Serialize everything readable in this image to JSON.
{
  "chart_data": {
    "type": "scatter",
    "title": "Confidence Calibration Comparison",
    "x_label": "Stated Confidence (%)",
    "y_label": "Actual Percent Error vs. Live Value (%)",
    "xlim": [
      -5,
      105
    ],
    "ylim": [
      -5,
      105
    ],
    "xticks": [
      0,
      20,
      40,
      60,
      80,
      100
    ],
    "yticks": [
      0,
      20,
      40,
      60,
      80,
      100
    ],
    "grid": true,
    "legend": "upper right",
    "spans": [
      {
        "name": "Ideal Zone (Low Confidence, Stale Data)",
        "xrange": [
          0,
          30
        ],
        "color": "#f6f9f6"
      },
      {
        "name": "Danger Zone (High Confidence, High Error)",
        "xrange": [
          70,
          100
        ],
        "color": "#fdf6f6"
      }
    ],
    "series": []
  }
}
┄┄┄┄┄┄┄┄┄┄┄┄┄┄┄┄┄┄┄┄
What you are asked to do
Quote each line of the data above exactly as written.

Task response
Serialize everything readable in this image to JSON.
{
  "chart_data": {
    "type": "scatter",
    "title": "Confidence Calibration Comparison",
    "x_label": "Stated Confidence (%)",
    "y_label": "Actual Percent Error vs. Live Value (%)",
    "xlim": [
      -5,
      105
    ],
    "ylim": [
      -5,
      105
    ],
    "xticks": [
      0,
      20,
      40,
      60,
      80,
      100
    ],
    "yticks": [
      0,
      20,
      40,
      60,
      80,
      100
    ],
    "grid": true,
    "legend": "upper right",
    "spans": [
      {
        "name": "Ideal Zone (Low Confidence, Stale Data)",
        "xrange": [
          0,
          30
        ],
        "color": "#f6f9f6"
      },
      {
        "name": "Danger Zone (High Confidence, High Error)",
        "xrange": [
          70,
          100
        ],
        "color": "#fdf6f6"
      }
    ],
    "series": []
  }
}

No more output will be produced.